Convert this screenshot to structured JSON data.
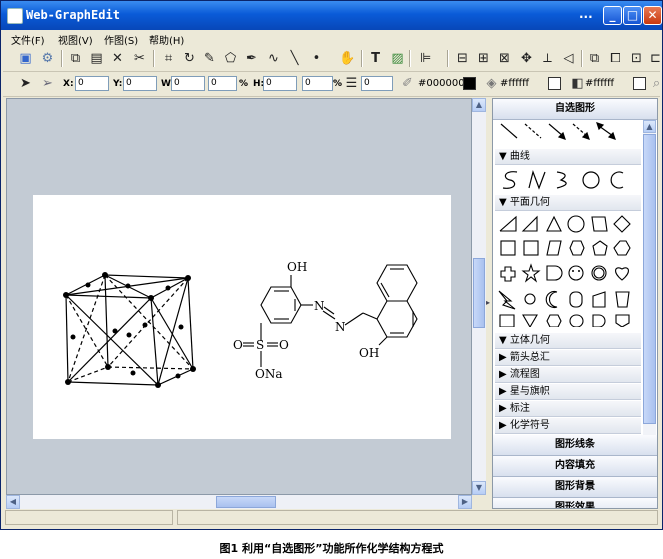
{
  "window": {
    "title": "Web-GraphEdit",
    "title_dots": "...",
    "min_glyph": "_",
    "max_glyph": "□",
    "close_glyph": "✕"
  },
  "menu": [
    "文件(F)",
    "视图(V)",
    "作图(S)",
    "帮助(H)"
  ],
  "props": {
    "x_label": "X:",
    "x_value": "0",
    "y_label": "Y:",
    "y_value": "0",
    "w_label": "W:",
    "w_value": "0",
    "w_pct": "0",
    "pct1": "%",
    "h_label": "H:",
    "h_value": "0",
    "h_pct": "0",
    "pct2": "%",
    "line_width": "0",
    "stroke_color": "#000000",
    "fill_color": "#ffffff",
    "bg_color": "#ffffff"
  },
  "panel": {
    "title": "自选图形",
    "groups": {
      "curve": "▼ 曲线",
      "plane": "▼ 平面几何",
      "solid": "▼ 立体几何",
      "arrows": "▶ 箭头总汇",
      "flow": "▶ 流程图",
      "stars": "▶ 星与旗帜",
      "callouts": "▶ 标注",
      "chem": "▶ 化学符号"
    },
    "sections": {
      "line_style": "图形线条",
      "fill": "内容填充",
      "background": "图形背景",
      "effect": "图形效果"
    }
  },
  "canvas": {
    "chem_labels": {
      "oh_top": "OH",
      "oh_bottom": "OH",
      "n1": "N",
      "n2": "N",
      "s": "S",
      "o_left": "O",
      "o_right": "O",
      "ona": "ONa"
    }
  },
  "caption": "图1   利用“自选图形”功能所作化学结构方程式"
}
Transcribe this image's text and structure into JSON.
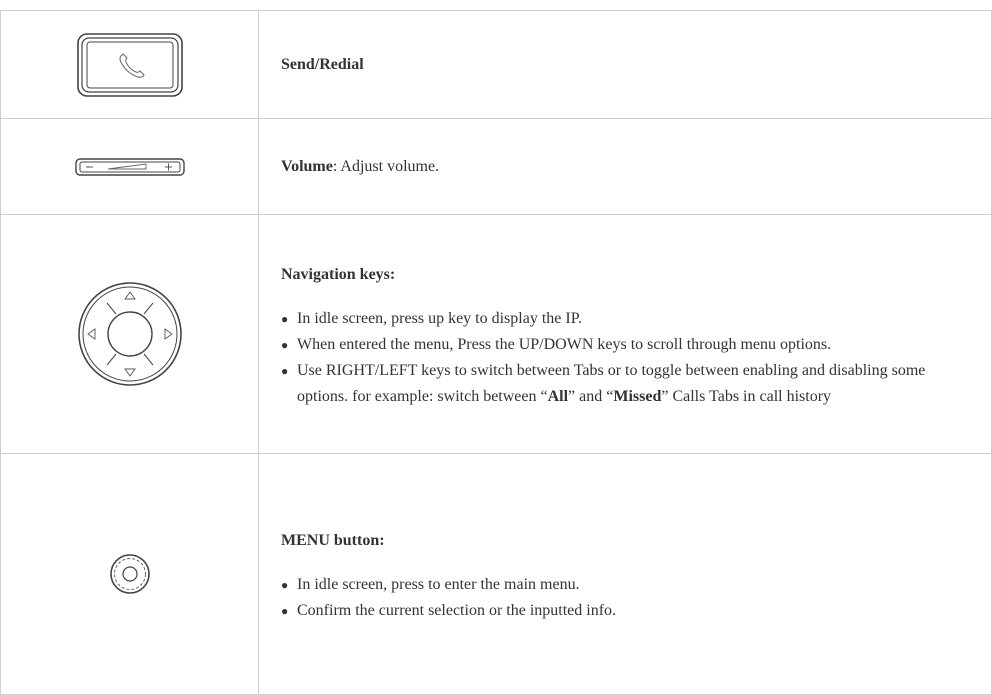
{
  "rows": {
    "send": {
      "icon": "phone-handset-key-icon",
      "title": "Send/Redial"
    },
    "volume": {
      "icon": "volume-rocker-icon",
      "title": "Volume",
      "desc": ": Adjust volume."
    },
    "navigation": {
      "icon": "navigation-pad-icon",
      "title": "Navigation keys:",
      "bullets": [
        "In idle screen, press up key to display the IP.",
        "When entered the menu, Press the UP/DOWN keys to scroll through menu options."
      ],
      "bullet3": {
        "before": "Use RIGHT/LEFT keys to switch between Tabs or to toggle between enabling and disabling some options. for example: switch between “",
        "all": "All",
        "middle": "” and “",
        "missed": "Missed",
        "after": "” Calls Tabs in call history"
      }
    },
    "menu": {
      "icon": "menu-button-icon",
      "title": "MENU button:",
      "bullets": [
        "In idle screen, press to enter the main menu.",
        "Confirm the current selection or the inputted info."
      ]
    }
  }
}
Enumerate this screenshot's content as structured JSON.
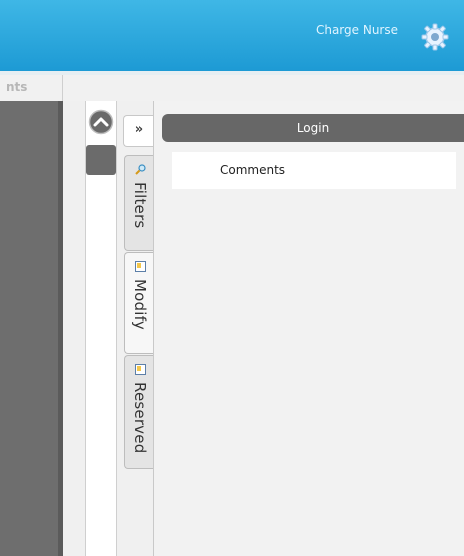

Exercise prompt:
Extract all lines containing the word "自选图形".

Output for this exercise:
    "title": "自选图形",
  "caption": "图1   利用“自选图形”功能所作化学结构方程式"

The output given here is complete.